* BEGIN *

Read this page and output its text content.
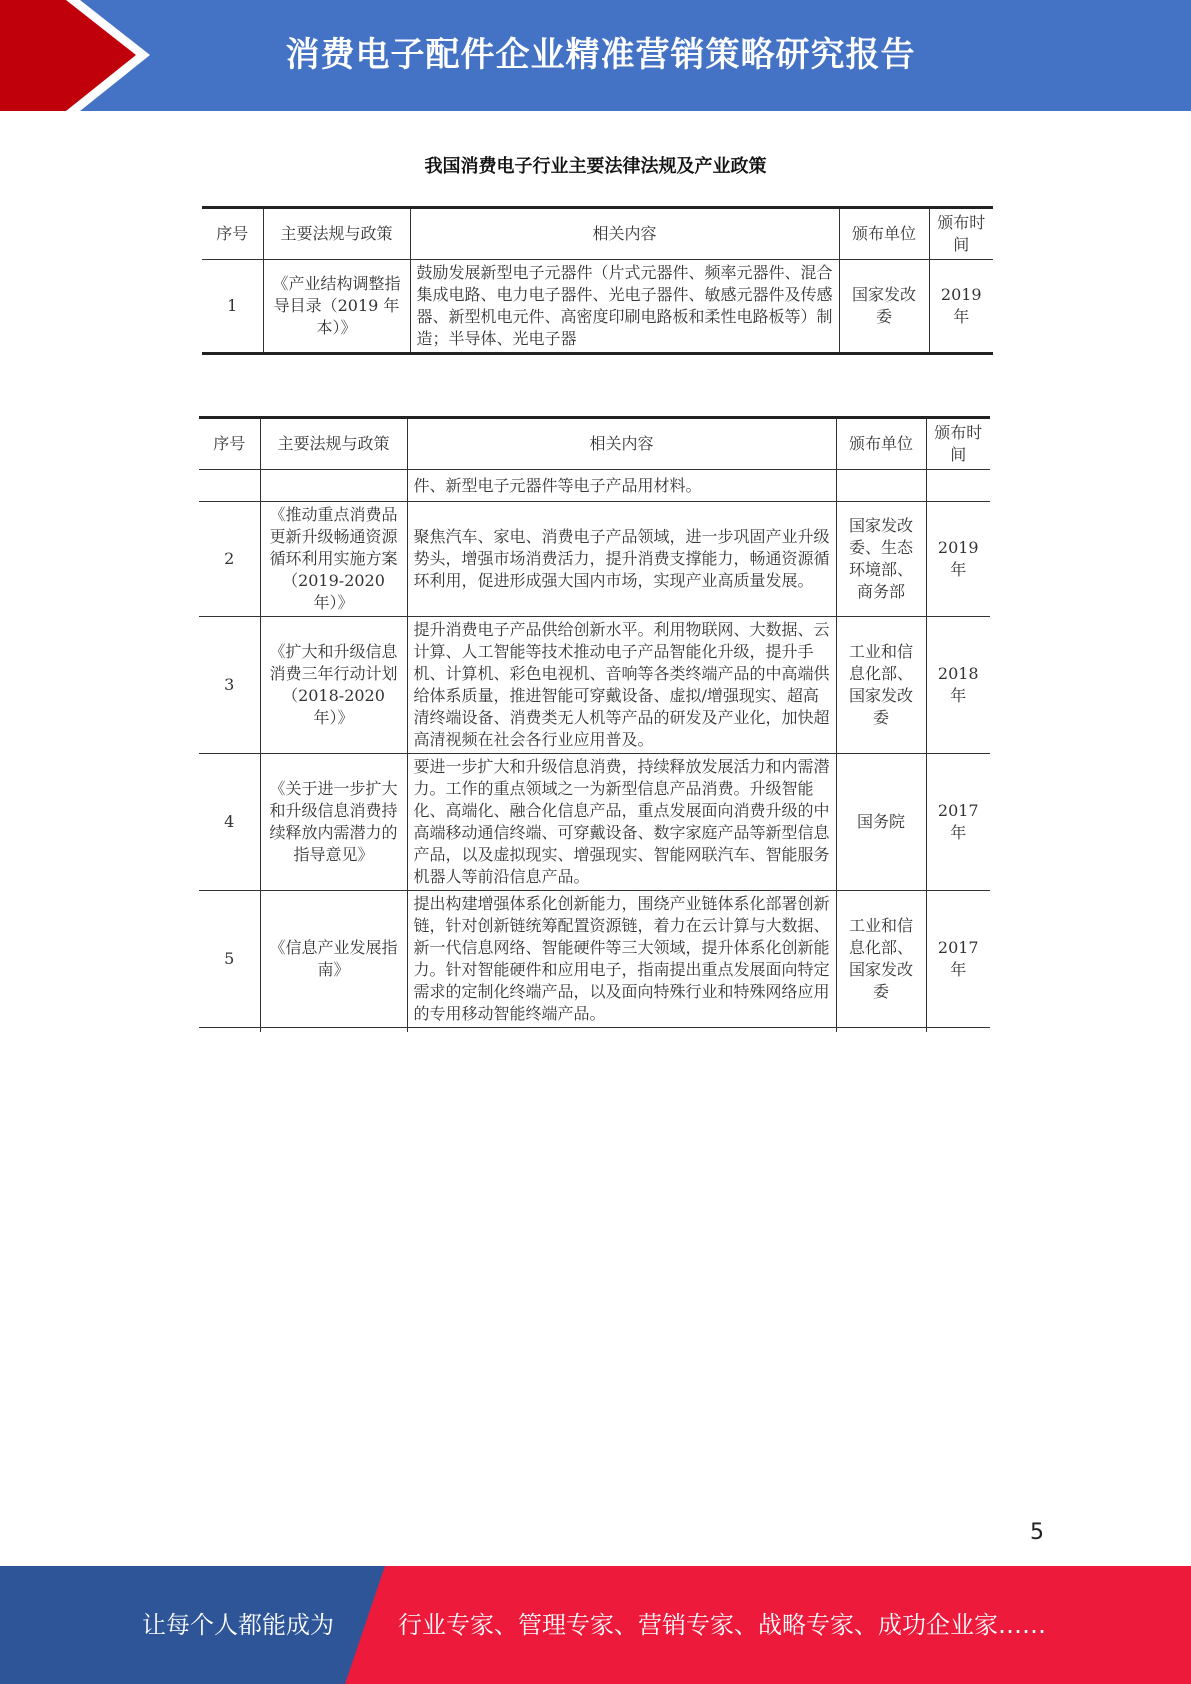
消费电子配件企业精准营销策略研究报告
我国消费电子行业主要法律法规及产业政策
序号	主要法规与政策	相关内容	颁布单位	颁布时间
1	《产业结构调整指导目录（2019 年本）》	鼓励发展新型电子元器件（片式元器件、频率元器件、混合集成电路、电力电子器件、光电子器件、敏感元器件及传感器、新型机电元件、高密度印刷电路板和柔性电路板等）制造；半导体、光电子器	国家发改委	2019年
序号	主要法规与政策	相关内容	颁布单位	颁布时间
		件、新型电子元器件等电子产品用材料。		
2	《推动重点消费品更新升级畅通资源循环利用实施方案（2019-2020年）》	聚焦汽车、家电、消费电子产品领域，进一步巩固产业升级势头，增强市场消费活力，提升消费支撑能力，畅通资源循环利用，促进形成强大国内市场，实现产业高质量发展。	国家发改委、生态环境部、商务部	2019年
3	《扩大和升级信息消费三年行动计划（2018-2020年）》	提升消费电子产品供给创新水平。利用物联网、大数据、云计算、人工智能等技术推动电子产品智能化升级，提升手机、计算机、彩色电视机、音响等各类终端产品的中高端供给体系质量，推进智能可穿戴设备、虚拟/增强现实、超高清终端设备、消费类无人机等产品的研发及产业化，加快超高清视频在社会各行业应用普及。	工业和信息化部、国家发改委	2018年
4	《关于进一步扩大和升级信息消费持续释放内需潜力的指导意见》	要进一步扩大和升级信息消费，持续释放发展活力和内需潜力。工作的重点领域之一为新型信息产品消费。升级智能化、高端化、融合化信息产品，重点发展面向消费升级的中高端移动通信终端、可穿戴设备、数字家庭产品等新型信息产品，以及虚拟现实、增强现实、智能网联汽车、智能服务机器人等前沿信息产品。	国务院	2017年
5	《信息产业发展指南》	提出构建增强体系化创新能力，围绕产业链体系化部署创新链，针对创新链统筹配置资源链，着力在云计算与大数据、新一代信息网络、智能硬件等三大领域，提升体系化创新能力。针对智能硬件和应用电子，指南提出重点发展面向特定需求的定制化终端产品，以及面向特殊行业和特殊网络应用的专用移动智能终端产品。	工业和信息化部、国家发改委	2017年

5
让每个人都能成为	行业专家、管理专家、营销专家、战略专家、成功企业家……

* END *

◆ **What the task requires**: Pictures in the data above should not be copied; transcribe everything else exactly.

◆ **Correct answer**:
Read this page and output its text content.
消费电子配件企业精准营销策略研究报告
我国消费电子行业主要法律法规及产业政策
序号	主要法规与政策	相关内容	颁布单位	颁布时间
1	《产业结构调整指导目录（2019 年本）》	鼓励发展新型电子元器件（片式元器件、频率元器件、混合集成电路、电力电子器件、光电子器件、敏感元器件及传感器、新型机电元件、高密度印刷电路板和柔性电路板等）制造；半导体、光电子器	国家发改委	2019年
序号	主要法规与政策	相关内容	颁布单位	颁布时间
		件、新型电子元器件等电子产品用材料。		
2	《推动重点消费品更新升级畅通资源循环利用实施方案（2019-2020年）》	聚焦汽车、家电、消费电子产品领域，进一步巩固产业升级势头，增强市场消费活力，提升消费支撑能力，畅通资源循环利用，促进形成强大国内市场，实现产业高质量发展。	国家发改委、生态环境部、商务部	2019年
3	《扩大和升级信息消费三年行动计划（2018-2020年）》	提升消费电子产品供给创新水平。利用物联网、大数据、云计算、人工智能等技术推动电子产品智能化升级，提升手机、计算机、彩色电视机、音响等各类终端产品的中高端供给体系质量，推进智能可穿戴设备、虚拟/增强现实、超高清终端设备、消费类无人机等产品的研发及产业化，加快超高清视频在社会各行业应用普及。	工业和信息化部、国家发改委	2018年
4	《关于进一步扩大和升级信息消费持续释放内需潜力的指导意见》	要进一步扩大和升级信息消费，持续释放发展活力和内需潜力。工作的重点领域之一为新型信息产品消费。升级智能化、高端化、融合化信息产品，重点发展面向消费升级的中高端移动通信终端、可穿戴设备、数字家庭产品等新型信息产品，以及虚拟现实、增强现实、智能网联汽车、智能服务机器人等前沿信息产品。	国务院	2017年
5	《信息产业发展指南》	提出构建增强体系化创新能力，围绕产业链体系化部署创新链，针对创新链统筹配置资源链，着力在云计算与大数据、新一代信息网络、智能硬件等三大领域，提升体系化创新能力。针对智能硬件和应用电子，指南提出重点发展面向特定需求的定制化终端产品，以及面向特殊行业和特殊网络应用的专用移动智能终端产品。	工业和信息化部、国家发改委	2017年

5
让每个人都能成为	行业专家、管理专家、营销专家、战略专家、成功企业家……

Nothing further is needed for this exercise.